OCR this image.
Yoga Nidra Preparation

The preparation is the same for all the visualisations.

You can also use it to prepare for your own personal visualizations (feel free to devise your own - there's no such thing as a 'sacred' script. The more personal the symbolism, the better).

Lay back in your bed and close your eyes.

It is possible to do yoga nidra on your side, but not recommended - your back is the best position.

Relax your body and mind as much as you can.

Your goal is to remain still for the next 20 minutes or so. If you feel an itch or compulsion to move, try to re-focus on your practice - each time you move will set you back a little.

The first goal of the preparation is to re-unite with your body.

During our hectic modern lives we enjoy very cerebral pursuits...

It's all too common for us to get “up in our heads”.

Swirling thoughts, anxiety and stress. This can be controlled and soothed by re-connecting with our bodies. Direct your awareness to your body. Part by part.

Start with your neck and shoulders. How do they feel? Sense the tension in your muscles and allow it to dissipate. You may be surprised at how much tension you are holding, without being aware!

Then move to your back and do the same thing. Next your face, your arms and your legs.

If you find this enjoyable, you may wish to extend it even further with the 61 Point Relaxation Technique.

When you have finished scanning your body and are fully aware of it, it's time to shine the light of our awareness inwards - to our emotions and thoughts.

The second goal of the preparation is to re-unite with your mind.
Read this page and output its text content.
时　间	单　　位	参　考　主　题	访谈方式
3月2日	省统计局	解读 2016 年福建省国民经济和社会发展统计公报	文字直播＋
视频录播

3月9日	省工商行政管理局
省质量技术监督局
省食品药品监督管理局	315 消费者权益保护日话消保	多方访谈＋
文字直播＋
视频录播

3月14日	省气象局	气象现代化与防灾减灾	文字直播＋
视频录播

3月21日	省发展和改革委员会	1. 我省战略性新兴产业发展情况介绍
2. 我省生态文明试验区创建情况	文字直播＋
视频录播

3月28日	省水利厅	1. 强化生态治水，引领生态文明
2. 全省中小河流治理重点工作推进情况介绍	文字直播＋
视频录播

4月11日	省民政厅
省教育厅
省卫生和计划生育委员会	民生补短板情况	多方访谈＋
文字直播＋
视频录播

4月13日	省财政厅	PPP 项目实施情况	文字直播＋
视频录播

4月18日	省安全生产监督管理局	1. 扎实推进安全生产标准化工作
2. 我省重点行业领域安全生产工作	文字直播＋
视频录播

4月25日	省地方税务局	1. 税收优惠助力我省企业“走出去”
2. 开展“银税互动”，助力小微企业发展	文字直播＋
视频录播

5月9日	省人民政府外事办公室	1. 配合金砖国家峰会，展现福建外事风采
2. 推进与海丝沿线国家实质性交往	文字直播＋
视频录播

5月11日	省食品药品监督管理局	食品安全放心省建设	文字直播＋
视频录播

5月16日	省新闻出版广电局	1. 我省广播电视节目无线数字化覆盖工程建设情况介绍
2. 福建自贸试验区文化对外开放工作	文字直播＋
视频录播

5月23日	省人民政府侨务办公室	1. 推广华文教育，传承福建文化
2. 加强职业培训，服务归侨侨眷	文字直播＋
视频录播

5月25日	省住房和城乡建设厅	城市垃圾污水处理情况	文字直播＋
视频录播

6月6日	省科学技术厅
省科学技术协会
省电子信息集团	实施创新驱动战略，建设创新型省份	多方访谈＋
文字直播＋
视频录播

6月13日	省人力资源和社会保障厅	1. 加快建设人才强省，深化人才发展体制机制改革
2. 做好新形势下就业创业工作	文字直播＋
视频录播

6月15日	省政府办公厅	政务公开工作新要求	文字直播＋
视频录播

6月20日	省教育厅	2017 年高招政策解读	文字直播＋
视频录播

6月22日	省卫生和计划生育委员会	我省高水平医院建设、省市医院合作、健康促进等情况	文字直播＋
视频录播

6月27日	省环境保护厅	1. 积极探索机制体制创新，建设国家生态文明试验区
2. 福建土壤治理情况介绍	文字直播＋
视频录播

> _What this task involves_
Would you give the material above again, complete and exact?

> _Solution for this task_
OCR this image.
Yoga Nidra Preparation

The preparation is the same for all the visualisations.

You can also use it to prepare for your own personal visualizations (feel free to devise your own - there's no such thing as a 'sacred' script. The more personal the symbolism, the better).

Lay back in your bed and close your eyes.

It is possible to do yoga nidra on your side, but not recommended - your back is the best position.

Relax your body and mind as much as you can.

Your goal is to remain still for the next 20 minutes or so. If you feel an itch or compulsion to move, try to re-focus on your practice - each time you move will set you back a little.

The first goal of the preparation is to re-unite with your body.

During our hectic modern lives we enjoy very cerebral pursuits...

It's all too common for us to get “up in our heads”.

Swirling thoughts, anxiety and stress. This can be controlled and soothed by re-connecting with our bodies. Direct your awareness to your body. Part by part.

Start with your neck and shoulders. How do they feel? Sense the tension in your muscles and allow it to dissipate. You may be surprised at how much tension you are holding, without being aware!

Then move to your back and do the same thing. Next your face, your arms and your legs.

If you find this enjoyable, you may wish to extend it even further with the 61 Point Relaxation Technique.

When you have finished scanning your body and are fully aware of it, it's time to shine the light of our awareness inwards - to our emotions and thoughts.

The second goal of the preparation is to re-unite with your mind.
Read this page and output its text content.
时　间	单　　位	参　考　主　题	访谈方式
3月2日	省统计局	解读 2016 年福建省国民经济和社会发展统计公报	文字直播＋
视频录播

3月9日	省工商行政管理局
省质量技术监督局
省食品药品监督管理局	315 消费者权益保护日话消保	多方访谈＋
文字直播＋
视频录播

3月14日	省气象局	气象现代化与防灾减灾	文字直播＋
视频录播

3月21日	省发展和改革委员会	1. 我省战略性新兴产业发展情况介绍
2. 我省生态文明试验区创建情况	文字直播＋
视频录播

3月28日	省水利厅	1. 强化生态治水，引领生态文明
2. 全省中小河流治理重点工作推进情况介绍	文字直播＋
视频录播

4月11日	省民政厅
省教育厅
省卫生和计划生育委员会	民生补短板情况	多方访谈＋
文字直播＋
视频录播

4月13日	省财政厅	PPP 项目实施情况	文字直播＋
视频录播

4月18日	省安全生产监督管理局	1. 扎实推进安全生产标准化工作
2. 我省重点行业领域安全生产工作	文字直播＋
视频录播

4月25日	省地方税务局	1. 税收优惠助力我省企业“走出去”
2. 开展“银税互动”，助力小微企业发展	文字直播＋
视频录播

5月9日	省人民政府外事办公室	1. 配合金砖国家峰会，展现福建外事风采
2. 推进与海丝沿线国家实质性交往	文字直播＋
视频录播

5月11日	省食品药品监督管理局	食品安全放心省建设	文字直播＋
视频录播

5月16日	省新闻出版广电局	1. 我省广播电视节目无线数字化覆盖工程建设情况介绍
2. 福建自贸试验区文化对外开放工作	文字直播＋
视频录播

5月23日	省人民政府侨务办公室	1. 推广华文教育，传承福建文化
2. 加强职业培训，服务归侨侨眷	文字直播＋
视频录播

5月25日	省住房和城乡建设厅	城市垃圾污水处理情况	文字直播＋
视频录播

6月6日	省科学技术厅
省科学技术协会
省电子信息集团	实施创新驱动战略，建设创新型省份	多方访谈＋
文字直播＋
视频录播

6月13日	省人力资源和社会保障厅	1. 加快建设人才强省，深化人才发展体制机制改革
2. 做好新形势下就业创业工作	文字直播＋
视频录播

6月15日	省政府办公厅	政务公开工作新要求	文字直播＋
视频录播

6月20日	省教育厅	2017 年高招政策解读	文字直播＋
视频录播

6月22日	省卫生和计划生育委员会	我省高水平医院建设、省市医院合作、健康促进等情况	文字直播＋
视频录播

6月27日	省环境保护厅	1. 积极探索机制体制创新，建设国家生态文明试验区
2. 福建土壤治理情况介绍	文字直播＋
视频录播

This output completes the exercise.